- Extract provided -
— Begin —
Wednesday, October 14, 2015

Hugging or Not?

I've blogged about this before, that a child has a right to decide if they want to physically interact with another person, be they child, adult or grandparent, but reading this article about a what a hug did inside of a church brought a whole additional piece to the puzzle.

In the story a child complained about an adult volunteer hugging her.  She told her mother, who spoke with the pastor and then the pastor spoke to the volunteer.  The next time the child encountered the volunteer, however, the adult forced another hug and a 'pinky-swear' not to tell mommy.  Luckily this child told her mother.  The church moved forward with an official notice to the Department of Social Services and all heck broke loose.

I am a firm believer that my child does not have to physically interact with another person she does not want to.  I am also a firm believer in being polite.  Not touching someone does not mean we don't say hello, make eye contact or otherwise engage in meaningful interchange.  But there is a line we cross when we engage with another person physically.

There are lots of arguments for and against the hugging controversy.  Yup, that's right, I called it a controversy.  Like we don't have enough on our plates that we are judging other people for whether their child shows the 'right' kind of affection the 'right way'?
— End —
- Task description -
In the blog post, what did the volunteer do the next time the child encountered them after the pastor spoke to the volunteer? The listing that comes next has no connection to the blog post.

- Supplied information -
— Begin —
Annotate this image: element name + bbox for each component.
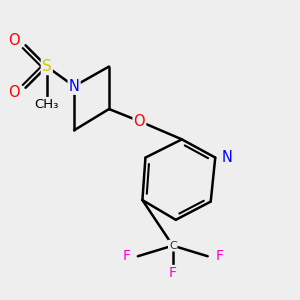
Text: CH₃: CH₃	[34, 98, 59, 111]
Text: N: N	[221, 150, 232, 165]
Text: F: F	[215, 249, 223, 263]
Text: O: O	[8, 85, 20, 100]
Text: S: S	[42, 59, 52, 74]
Text: F: F	[122, 249, 130, 263]
Text: N: N	[69, 79, 80, 94]
Text: C: C	[169, 241, 177, 250]
Text: O: O	[8, 33, 20, 48]
Text: O: O	[134, 114, 145, 129]
Text: F: F	[169, 266, 177, 280]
— End —
- Full answer -
The volunteer forced another hug on the child and made her pinky-swear not to tell her mother.